### EXERCISE AIM
Images are excluded; otherwise, output every record exactly.

(Data excerpts)
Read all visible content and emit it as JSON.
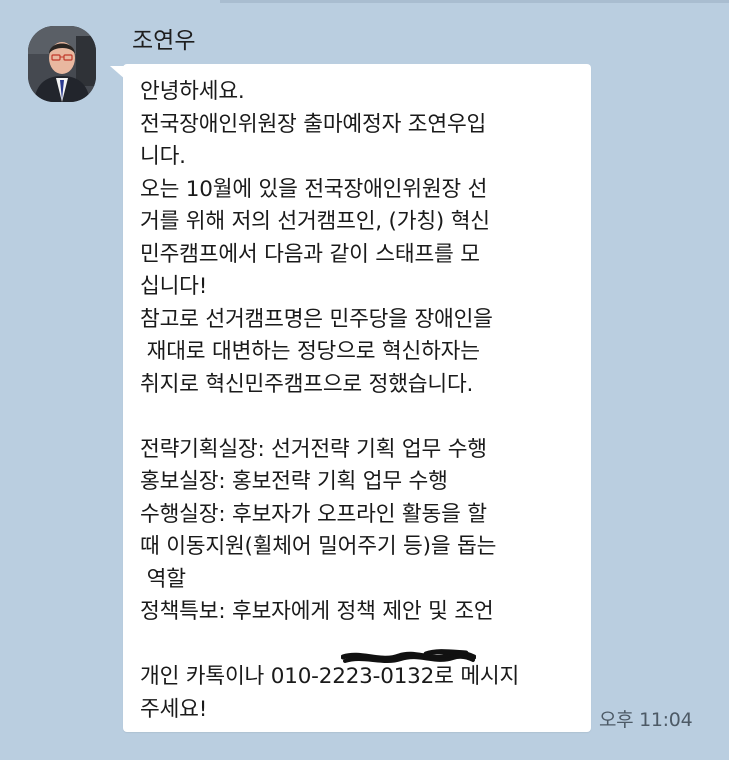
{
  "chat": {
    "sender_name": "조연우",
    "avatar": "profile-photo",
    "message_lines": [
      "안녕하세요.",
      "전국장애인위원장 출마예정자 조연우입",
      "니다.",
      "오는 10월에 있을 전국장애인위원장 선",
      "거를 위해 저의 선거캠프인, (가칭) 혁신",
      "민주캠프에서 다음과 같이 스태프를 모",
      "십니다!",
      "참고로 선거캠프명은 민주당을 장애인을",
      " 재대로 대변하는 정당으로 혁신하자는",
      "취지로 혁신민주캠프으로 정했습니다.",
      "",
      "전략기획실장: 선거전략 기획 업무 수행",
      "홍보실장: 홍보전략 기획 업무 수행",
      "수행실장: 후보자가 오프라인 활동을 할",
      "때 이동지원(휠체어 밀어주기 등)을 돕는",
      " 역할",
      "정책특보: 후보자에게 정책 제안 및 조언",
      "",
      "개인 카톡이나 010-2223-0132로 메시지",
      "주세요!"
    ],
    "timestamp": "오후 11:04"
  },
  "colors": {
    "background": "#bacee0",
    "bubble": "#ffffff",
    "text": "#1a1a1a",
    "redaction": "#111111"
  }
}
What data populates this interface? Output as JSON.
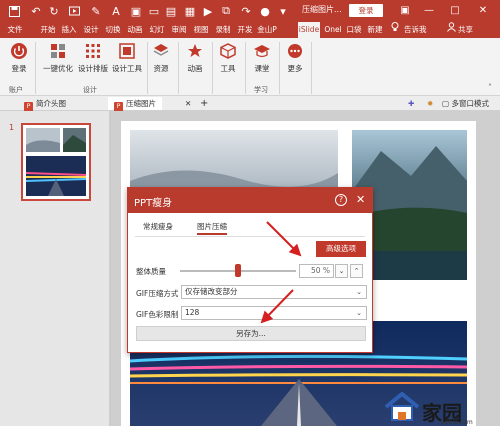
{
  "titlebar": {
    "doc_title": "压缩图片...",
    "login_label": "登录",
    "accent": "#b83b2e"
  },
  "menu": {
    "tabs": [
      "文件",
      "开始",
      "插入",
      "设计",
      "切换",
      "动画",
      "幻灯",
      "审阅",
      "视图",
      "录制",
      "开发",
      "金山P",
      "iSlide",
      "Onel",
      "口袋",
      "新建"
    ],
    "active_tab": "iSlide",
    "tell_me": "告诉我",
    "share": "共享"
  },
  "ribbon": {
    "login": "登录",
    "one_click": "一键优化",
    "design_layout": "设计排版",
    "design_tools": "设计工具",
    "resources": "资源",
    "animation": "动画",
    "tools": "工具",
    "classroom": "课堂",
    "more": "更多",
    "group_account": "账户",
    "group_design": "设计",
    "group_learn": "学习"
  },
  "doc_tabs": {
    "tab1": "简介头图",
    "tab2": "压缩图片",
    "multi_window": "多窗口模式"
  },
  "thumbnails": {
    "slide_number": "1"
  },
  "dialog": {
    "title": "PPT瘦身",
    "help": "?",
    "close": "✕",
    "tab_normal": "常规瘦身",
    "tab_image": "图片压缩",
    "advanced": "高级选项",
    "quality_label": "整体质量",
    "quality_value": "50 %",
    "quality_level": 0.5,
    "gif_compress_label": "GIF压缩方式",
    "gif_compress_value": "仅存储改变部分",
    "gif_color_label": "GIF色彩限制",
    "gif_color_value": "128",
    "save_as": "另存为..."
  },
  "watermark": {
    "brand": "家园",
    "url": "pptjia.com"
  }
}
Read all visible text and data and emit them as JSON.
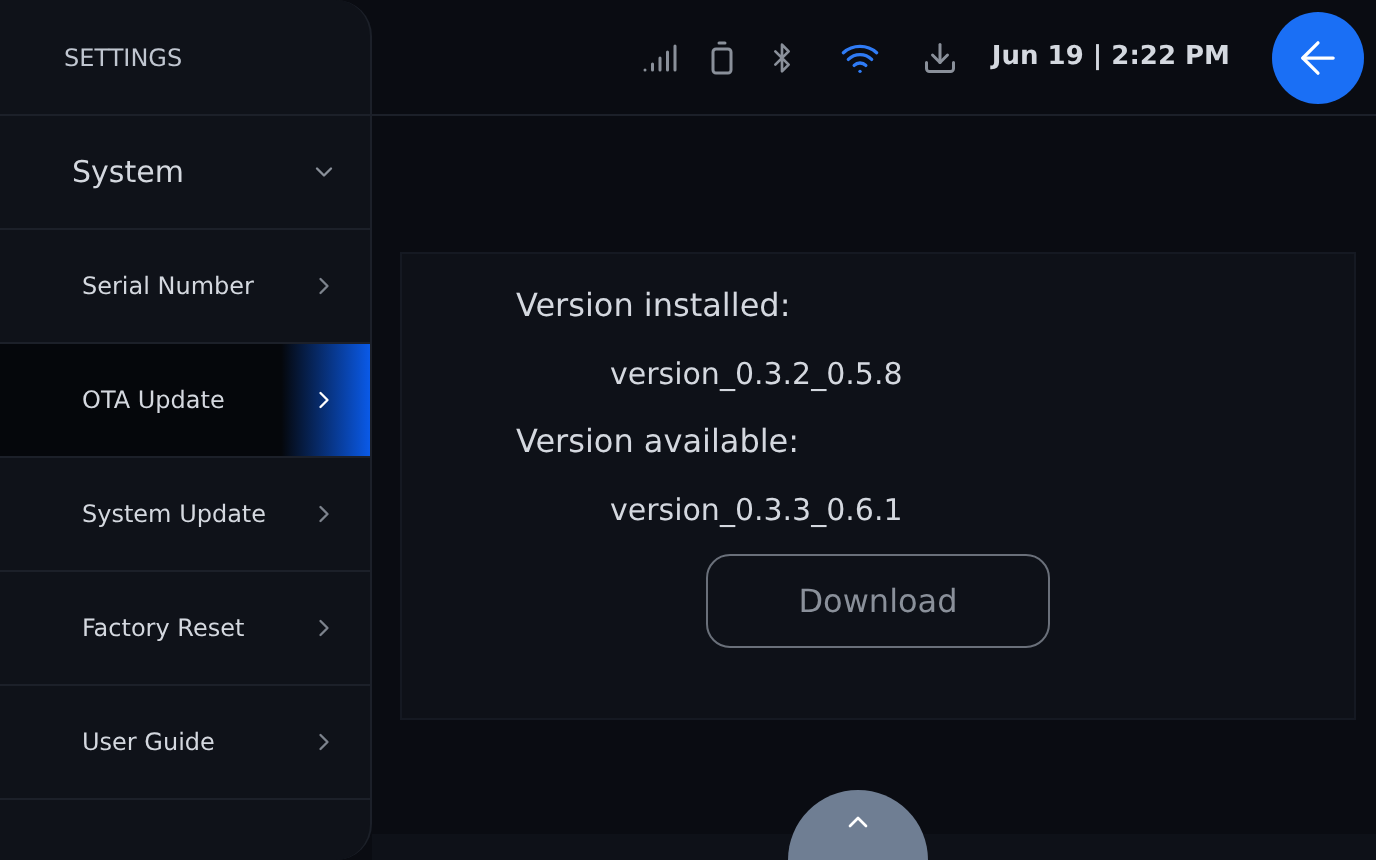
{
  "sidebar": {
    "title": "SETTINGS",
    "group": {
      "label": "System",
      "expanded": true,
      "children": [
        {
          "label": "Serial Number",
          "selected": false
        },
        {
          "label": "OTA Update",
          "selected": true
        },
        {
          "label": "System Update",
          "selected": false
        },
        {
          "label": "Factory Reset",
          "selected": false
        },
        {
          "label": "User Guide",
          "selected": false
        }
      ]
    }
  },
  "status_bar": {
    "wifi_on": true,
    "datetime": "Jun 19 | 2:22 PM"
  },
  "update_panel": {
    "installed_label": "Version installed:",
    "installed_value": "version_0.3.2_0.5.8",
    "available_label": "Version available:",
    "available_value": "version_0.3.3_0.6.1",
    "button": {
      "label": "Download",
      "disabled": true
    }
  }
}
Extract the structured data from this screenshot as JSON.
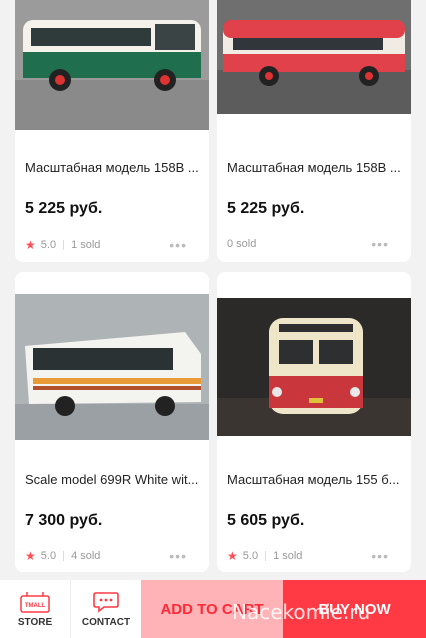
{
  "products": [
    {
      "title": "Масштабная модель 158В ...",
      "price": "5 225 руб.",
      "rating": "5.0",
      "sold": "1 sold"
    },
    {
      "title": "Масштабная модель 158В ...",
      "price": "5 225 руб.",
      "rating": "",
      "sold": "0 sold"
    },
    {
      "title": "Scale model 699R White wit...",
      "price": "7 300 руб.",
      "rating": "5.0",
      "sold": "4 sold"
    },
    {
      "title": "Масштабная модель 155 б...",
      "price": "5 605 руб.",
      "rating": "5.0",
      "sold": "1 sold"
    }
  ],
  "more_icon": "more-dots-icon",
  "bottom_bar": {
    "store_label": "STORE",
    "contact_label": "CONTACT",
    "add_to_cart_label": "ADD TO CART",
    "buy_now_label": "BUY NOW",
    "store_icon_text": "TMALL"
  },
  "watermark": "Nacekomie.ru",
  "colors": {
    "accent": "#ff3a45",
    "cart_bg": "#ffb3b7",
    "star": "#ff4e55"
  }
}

### FINAL RESULT
Read all visible content and emit it as JSON.
{
  "chat": {
    "sender_name": "조연우",
    "avatar": "profile-photo",
    "message_lines": [
      "안녕하세요.",
      "전국장애인위원장 출마예정자 조연우입",
      "니다.",
      "오는 10월에 있을 전국장애인위원장 선",
      "거를 위해 저의 선거캠프인, (가칭) 혁신",
      "민주캠프에서 다음과 같이 스태프를 모",
      "십니다!",
      "참고로 선거캠프명은 민주당을 장애인을",
      " 재대로 대변하는 정당으로 혁신하자는",
      "취지로 혁신민주캠프으로 정했습니다.",
      "",
      "전략기획실장: 선거전략 기획 업무 수행",
      "홍보실장: 홍보전략 기획 업무 수행",
      "수행실장: 후보자가 오프라인 활동을 할",
      "때 이동지원(휠체어 밀어주기 등)을 돕는",
      " 역할",
      "정책특보: 후보자에게 정책 제안 및 조언",
      "",
      "개인 카톡이나 010-2223-0132로 메시지",
      "주세요!"
    ],
    "timestamp": "오후 11:04"
  },
  "colors": {
    "background": "#bacee0",
    "bubble": "#ffffff",
    "text": "#1a1a1a",
    "redaction": "#111111"
  }
}
What data populates this interface? Output as JSON.
{
  "titlebar": {
    "doc_title": "压缩图片...",
    "login_label": "登录",
    "accent": "#b83b2e"
  },
  "menu": {
    "tabs": [
      "文件",
      "开始",
      "插入",
      "设计",
      "切换",
      "动画",
      "幻灯",
      "审阅",
      "视图",
      "录制",
      "开发",
      "金山P",
      "iSlide",
      "Onel",
      "口袋",
      "新建"
    ],
    "active_tab": "iSlide",
    "tell_me": "告诉我",
    "share": "共享"
  },
  "ribbon": {
    "login": "登录",
    "one_click": "一键优化",
    "design_layout": "设计排版",
    "design_tools": "设计工具",
    "resources": "资源",
    "animation": "动画",
    "tools": "工具",
    "classroom": "课堂",
    "more": "更多",
    "group_account": "账户",
    "group_design": "设计",
    "group_learn": "学习"
  },
  "doc_tabs": {
    "tab1": "简介头图",
    "tab2": "压缩图片",
    "multi_window": "多窗口模式"
  },
  "thumbnails": {
    "slide_number": "1"
  },
  "dialog": {
    "title": "PPT瘦身",
    "help": "?",
    "close": "✕",
    "tab_normal": "常规瘦身",
    "tab_image": "图片压缩",
    "advanced": "高级选项",
    "quality_label": "整体质量",
    "quality_value": "50 %",
    "quality_level": 0.5,
    "gif_compress_label": "GIF压缩方式",
    "gif_compress_value": "仅存储改变部分",
    "gif_color_label": "GIF色彩限制",
    "gif_color_value": "128",
    "save_as": "另存为..."
  },
  "watermark": {
    "brand": "家园",
    "url": "pptjia.com"
  }
}
Read all visible text and data and emit them as JSON.
{
  "sidebar": {
    "title": "SETTINGS",
    "group": {
      "label": "System",
      "expanded": true,
      "children": [
        {
          "label": "Serial Number",
          "selected": false
        },
        {
          "label": "OTA Update",
          "selected": true
        },
        {
          "label": "System Update",
          "selected": false
        },
        {
          "label": "Factory Reset",
          "selected": false
        },
        {
          "label": "User Guide",
          "selected": false
        }
      ]
    }
  },
  "status_bar": {
    "wifi_on": true,
    "datetime": "Jun 19 | 2:22 PM"
  },
  "update_panel": {
    "installed_label": "Version installed:",
    "installed_value": "version_0.3.2_0.5.8",
    "available_label": "Version available:",
    "available_value": "version_0.3.3_0.6.1",
    "button": {
      "label": "Download",
      "disabled": true
    }
  }
}
Extract the structured data from this screenshot as JSON.
{
  "products": [
    {
      "title": "Масштабная модель 158В ...",
      "price": "5 225 руб.",
      "rating": "5.0",
      "sold": "1 sold"
    },
    {
      "title": "Масштабная модель 158В ...",
      "price": "5 225 руб.",
      "rating": "",
      "sold": "0 sold"
    },
    {
      "title": "Scale model 699R White wit...",
      "price": "7 300 руб.",
      "rating": "5.0",
      "sold": "4 sold"
    },
    {
      "title": "Масштабная модель 155 б...",
      "price": "5 605 руб.",
      "rating": "5.0",
      "sold": "1 sold"
    }
  ],
  "more_icon": "more-dots-icon",
  "bottom_bar": {
    "store_label": "STORE",
    "contact_label": "CONTACT",
    "add_to_cart_label": "ADD TO CART",
    "buy_now_label": "BUY NOW",
    "store_icon_text": "TMALL"
  },
  "watermark": "Nacekomie.ru",
  "colors": {
    "accent": "#ff3a45",
    "cart_bg": "#ffb3b7",
    "star": "#ff4e55"
  }
}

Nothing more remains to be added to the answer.